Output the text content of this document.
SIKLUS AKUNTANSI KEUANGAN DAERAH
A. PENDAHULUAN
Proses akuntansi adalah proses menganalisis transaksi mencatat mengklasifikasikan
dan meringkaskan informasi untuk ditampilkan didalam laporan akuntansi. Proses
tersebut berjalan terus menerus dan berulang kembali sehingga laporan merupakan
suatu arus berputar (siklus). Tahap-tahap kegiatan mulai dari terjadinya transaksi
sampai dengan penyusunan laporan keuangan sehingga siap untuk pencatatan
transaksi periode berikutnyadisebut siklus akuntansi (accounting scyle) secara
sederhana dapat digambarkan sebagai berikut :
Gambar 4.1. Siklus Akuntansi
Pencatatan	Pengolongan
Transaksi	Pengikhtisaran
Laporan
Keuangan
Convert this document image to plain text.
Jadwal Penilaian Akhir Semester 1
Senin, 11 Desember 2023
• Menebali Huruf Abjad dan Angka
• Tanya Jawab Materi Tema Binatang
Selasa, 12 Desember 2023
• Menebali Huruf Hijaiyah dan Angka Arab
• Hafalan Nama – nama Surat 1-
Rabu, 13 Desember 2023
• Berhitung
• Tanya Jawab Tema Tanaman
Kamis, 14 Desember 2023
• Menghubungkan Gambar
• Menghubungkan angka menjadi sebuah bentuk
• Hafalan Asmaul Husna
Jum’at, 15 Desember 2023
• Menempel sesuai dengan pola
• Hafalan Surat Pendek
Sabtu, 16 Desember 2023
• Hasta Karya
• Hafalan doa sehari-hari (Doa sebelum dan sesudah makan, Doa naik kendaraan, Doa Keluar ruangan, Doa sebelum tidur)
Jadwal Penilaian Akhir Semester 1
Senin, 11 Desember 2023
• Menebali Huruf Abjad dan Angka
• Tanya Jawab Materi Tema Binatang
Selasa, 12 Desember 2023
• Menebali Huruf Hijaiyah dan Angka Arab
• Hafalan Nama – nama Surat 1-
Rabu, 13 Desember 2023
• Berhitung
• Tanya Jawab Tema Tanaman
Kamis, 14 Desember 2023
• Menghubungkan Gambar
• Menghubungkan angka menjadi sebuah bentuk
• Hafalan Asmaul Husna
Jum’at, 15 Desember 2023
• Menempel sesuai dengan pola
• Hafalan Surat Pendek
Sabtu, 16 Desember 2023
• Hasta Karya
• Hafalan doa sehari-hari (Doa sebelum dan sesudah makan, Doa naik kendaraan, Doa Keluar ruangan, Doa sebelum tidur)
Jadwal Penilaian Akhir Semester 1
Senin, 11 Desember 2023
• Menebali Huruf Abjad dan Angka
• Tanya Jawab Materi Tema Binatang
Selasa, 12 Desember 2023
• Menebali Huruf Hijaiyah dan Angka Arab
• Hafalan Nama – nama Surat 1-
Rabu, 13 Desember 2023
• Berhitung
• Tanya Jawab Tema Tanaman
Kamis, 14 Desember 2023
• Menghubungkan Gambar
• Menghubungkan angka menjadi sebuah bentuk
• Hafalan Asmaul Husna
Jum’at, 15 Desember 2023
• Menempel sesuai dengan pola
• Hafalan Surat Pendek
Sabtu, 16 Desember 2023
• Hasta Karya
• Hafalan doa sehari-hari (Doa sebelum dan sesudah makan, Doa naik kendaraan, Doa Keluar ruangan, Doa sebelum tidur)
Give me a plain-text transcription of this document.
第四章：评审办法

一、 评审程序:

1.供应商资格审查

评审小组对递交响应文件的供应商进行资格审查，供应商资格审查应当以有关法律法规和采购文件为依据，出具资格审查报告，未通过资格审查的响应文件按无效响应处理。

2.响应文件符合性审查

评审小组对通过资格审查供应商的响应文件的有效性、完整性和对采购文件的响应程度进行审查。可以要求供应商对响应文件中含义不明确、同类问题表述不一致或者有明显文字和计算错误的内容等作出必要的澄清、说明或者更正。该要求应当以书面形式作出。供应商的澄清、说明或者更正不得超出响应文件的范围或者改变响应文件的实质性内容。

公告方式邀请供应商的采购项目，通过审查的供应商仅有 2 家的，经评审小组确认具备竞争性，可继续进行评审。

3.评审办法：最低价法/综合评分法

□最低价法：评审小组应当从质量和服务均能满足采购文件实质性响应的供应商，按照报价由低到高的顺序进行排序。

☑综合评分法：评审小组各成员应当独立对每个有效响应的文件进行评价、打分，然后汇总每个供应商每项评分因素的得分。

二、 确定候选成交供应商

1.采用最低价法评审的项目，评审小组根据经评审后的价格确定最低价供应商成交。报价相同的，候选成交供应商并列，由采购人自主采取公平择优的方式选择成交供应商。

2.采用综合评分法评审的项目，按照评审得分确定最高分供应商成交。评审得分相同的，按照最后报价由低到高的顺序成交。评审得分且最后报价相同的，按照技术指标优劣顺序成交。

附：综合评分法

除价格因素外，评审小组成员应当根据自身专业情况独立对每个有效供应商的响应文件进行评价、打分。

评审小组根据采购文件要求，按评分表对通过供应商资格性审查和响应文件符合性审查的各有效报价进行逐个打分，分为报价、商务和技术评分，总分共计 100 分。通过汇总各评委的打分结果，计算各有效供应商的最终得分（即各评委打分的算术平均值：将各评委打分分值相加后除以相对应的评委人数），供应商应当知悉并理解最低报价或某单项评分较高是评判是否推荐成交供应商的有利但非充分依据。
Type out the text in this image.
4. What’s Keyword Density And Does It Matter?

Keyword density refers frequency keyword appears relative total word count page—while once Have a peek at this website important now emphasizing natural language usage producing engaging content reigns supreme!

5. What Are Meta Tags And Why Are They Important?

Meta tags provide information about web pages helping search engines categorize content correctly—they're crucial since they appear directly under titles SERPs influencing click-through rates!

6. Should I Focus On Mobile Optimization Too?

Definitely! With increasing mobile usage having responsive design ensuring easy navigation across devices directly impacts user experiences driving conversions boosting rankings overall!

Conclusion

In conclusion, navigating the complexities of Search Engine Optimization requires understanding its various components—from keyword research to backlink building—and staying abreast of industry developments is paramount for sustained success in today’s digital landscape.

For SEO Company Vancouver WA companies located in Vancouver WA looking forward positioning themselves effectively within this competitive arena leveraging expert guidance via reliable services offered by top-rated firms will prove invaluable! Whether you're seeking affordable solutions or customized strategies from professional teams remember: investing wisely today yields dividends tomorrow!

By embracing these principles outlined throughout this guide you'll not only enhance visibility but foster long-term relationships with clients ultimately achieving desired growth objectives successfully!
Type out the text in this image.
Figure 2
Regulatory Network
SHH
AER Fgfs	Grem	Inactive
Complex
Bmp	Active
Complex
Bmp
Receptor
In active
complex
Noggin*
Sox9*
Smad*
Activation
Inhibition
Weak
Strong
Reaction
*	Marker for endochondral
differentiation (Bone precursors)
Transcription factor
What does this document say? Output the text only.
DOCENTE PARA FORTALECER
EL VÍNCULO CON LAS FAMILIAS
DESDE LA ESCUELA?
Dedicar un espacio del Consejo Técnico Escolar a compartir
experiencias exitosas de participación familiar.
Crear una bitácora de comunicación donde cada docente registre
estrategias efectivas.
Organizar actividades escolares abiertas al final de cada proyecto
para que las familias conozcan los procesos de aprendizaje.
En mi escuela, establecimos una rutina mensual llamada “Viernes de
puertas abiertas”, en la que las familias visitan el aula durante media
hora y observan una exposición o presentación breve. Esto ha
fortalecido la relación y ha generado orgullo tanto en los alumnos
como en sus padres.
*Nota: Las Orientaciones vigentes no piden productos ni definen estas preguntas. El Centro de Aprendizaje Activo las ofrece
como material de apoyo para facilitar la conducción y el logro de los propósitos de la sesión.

- - - - - - -

Your answer should be one number: how many lines in the material above contain the string "abiertas".

2